| Problem |
Are you able to retype all the records below exactly?
== Extracted data ==
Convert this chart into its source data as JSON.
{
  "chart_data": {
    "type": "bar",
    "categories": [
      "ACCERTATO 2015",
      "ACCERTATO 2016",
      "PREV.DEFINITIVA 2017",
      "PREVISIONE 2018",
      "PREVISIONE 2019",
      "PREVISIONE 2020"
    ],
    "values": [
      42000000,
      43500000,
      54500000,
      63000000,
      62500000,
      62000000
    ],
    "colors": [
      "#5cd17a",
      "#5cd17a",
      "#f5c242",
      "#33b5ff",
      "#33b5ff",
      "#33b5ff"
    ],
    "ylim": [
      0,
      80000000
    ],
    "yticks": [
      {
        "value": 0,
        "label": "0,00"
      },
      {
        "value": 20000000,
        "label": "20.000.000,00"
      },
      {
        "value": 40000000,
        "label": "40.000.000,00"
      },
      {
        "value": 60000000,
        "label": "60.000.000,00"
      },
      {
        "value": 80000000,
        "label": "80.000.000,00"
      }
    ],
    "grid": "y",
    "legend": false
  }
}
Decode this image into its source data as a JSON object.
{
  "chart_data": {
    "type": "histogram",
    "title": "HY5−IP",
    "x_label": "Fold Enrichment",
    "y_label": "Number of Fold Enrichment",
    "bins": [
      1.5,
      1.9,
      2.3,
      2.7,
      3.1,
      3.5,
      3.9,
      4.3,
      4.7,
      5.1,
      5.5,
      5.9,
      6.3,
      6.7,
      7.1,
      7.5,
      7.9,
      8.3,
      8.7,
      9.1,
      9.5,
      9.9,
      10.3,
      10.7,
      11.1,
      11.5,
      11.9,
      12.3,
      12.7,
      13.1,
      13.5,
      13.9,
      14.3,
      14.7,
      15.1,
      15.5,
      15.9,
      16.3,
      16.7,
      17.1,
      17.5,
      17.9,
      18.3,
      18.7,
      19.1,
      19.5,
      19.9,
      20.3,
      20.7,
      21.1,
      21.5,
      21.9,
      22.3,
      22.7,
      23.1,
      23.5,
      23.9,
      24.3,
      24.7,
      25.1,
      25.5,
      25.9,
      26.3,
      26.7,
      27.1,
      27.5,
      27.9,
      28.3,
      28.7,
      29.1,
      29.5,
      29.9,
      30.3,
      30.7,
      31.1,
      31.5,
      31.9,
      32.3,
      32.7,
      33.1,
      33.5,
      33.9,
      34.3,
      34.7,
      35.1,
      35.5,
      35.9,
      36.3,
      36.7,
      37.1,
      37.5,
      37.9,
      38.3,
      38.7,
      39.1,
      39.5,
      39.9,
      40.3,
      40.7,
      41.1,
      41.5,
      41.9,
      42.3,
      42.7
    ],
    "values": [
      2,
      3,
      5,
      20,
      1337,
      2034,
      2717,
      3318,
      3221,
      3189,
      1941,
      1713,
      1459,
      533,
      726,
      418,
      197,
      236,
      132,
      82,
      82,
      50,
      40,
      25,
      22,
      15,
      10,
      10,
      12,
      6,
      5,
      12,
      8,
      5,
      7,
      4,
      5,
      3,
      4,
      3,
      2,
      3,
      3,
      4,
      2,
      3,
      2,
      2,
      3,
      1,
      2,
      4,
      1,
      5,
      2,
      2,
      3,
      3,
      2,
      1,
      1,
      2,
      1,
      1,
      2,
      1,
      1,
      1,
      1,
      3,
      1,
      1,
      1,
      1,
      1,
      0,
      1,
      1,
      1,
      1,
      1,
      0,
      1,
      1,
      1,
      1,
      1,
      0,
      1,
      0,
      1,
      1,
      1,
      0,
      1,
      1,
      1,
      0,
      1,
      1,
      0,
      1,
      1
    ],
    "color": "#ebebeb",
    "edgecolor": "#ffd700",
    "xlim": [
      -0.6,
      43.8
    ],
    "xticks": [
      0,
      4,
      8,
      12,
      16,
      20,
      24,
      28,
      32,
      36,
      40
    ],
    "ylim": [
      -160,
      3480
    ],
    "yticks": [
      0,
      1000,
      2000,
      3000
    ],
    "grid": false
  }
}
===
| Written answer |
Convert this chart into its source data as JSON.
{
  "chart_data": {
    "type": "bar",
    "categories": [
      "ACCERTATO 2015",
      "ACCERTATO 2016",
      "PREV.DEFINITIVA 2017",
      "PREVISIONE 2018",
      "PREVISIONE 2019",
      "PREVISIONE 2020"
    ],
    "values": [
      42000000,
      43500000,
      54500000,
      63000000,
      62500000,
      62000000
    ],
    "colors": [
      "#5cd17a",
      "#5cd17a",
      "#f5c242",
      "#33b5ff",
      "#33b5ff",
      "#33b5ff"
    ],
    "ylim": [
      0,
      80000000
    ],
    "yticks": [
      {
        "value": 0,
        "label": "0,00"
      },
      {
        "value": 20000000,
        "label": "20.000.000,00"
      },
      {
        "value": 40000000,
        "label": "40.000.000,00"
      },
      {
        "value": 60000000,
        "label": "60.000.000,00"
      },
      {
        "value": 80000000,
        "label": "80.000.000,00"
      }
    ],
    "grid": "y",
    "legend": false
  }
}
Decode this image into its source data as a JSON object.
{
  "chart_data": {
    "type": "histogram",
    "title": "HY5−IP",
    "x_label": "Fold Enrichment",
    "y_label": "Number of Fold Enrichment",
    "bins": [
      1.5,
      1.9,
      2.3,
      2.7,
      3.1,
      3.5,
      3.9,
      4.3,
      4.7,
      5.1,
      5.5,
      5.9,
      6.3,
      6.7,
      7.1,
      7.5,
      7.9,
      8.3,
      8.7,
      9.1,
      9.5,
      9.9,
      10.3,
      10.7,
      11.1,
      11.5,
      11.9,
      12.3,
      12.7,
      13.1,
      13.5,
      13.9,
      14.3,
      14.7,
      15.1,
      15.5,
      15.9,
      16.3,
      16.7,
      17.1,
      17.5,
      17.9,
      18.3,
      18.7,
      19.1,
      19.5,
      19.9,
      20.3,
      20.7,
      21.1,
      21.5,
      21.9,
      22.3,
      22.7,
      23.1,
      23.5,
      23.9,
      24.3,
      24.7,
      25.1,
      25.5,
      25.9,
      26.3,
      26.7,
      27.1,
      27.5,
      27.9,
      28.3,
      28.7,
      29.1,
      29.5,
      29.9,
      30.3,
      30.7,
      31.1,
      31.5,
      31.9,
      32.3,
      32.7,
      33.1,
      33.5,
      33.9,
      34.3,
      34.7,
      35.1,
      35.5,
      35.9,
      36.3,
      36.7,
      37.1,
      37.5,
      37.9,
      38.3,
      38.7,
      39.1,
      39.5,
      39.9,
      40.3,
      40.7,
      41.1,
      41.5,
      41.9,
      42.3,
      42.7
    ],
    "values": [
      2,
      3,
      5,
      20,
      1337,
      2034,
      2717,
      3318,
      3221,
      3189,
      1941,
      1713,
      1459,
      533,
      726,
      418,
      197,
      236,
      132,
      82,
      82,
      50,
      40,
      25,
      22,
      15,
      10,
      10,
      12,
      6,
      5,
      12,
      8,
      5,
      7,
      4,
      5,
      3,
      4,
      3,
      2,
      3,
      3,
      4,
      2,
      3,
      2,
      2,
      3,
      1,
      2,
      4,
      1,
      5,
      2,
      2,
      3,
      3,
      2,
      1,
      1,
      2,
      1,
      1,
      2,
      1,
      1,
      1,
      1,
      3,
      1,
      1,
      1,
      1,
      1,
      0,
      1,
      1,
      1,
      1,
      1,
      0,
      1,
      1,
      1,
      1,
      1,
      0,
      1,
      0,
      1,
      1,
      1,
      0,
      1,
      1,
      1,
      0,
      1,
      1,
      0,
      1,
      1
    ],
    "color": "#ebebeb",
    "edgecolor": "#ffd700",
    "xlim": [
      -0.6,
      43.8
    ],
    "xticks": [
      0,
      4,
      8,
      12,
      16,
      20,
      24,
      28,
      32,
      36,
      40
    ],
    "ylim": [
      -160,
      3480
    ],
    "yticks": [
      0,
      1000,
      2000,
      3000
    ],
    "grid": false
  }
}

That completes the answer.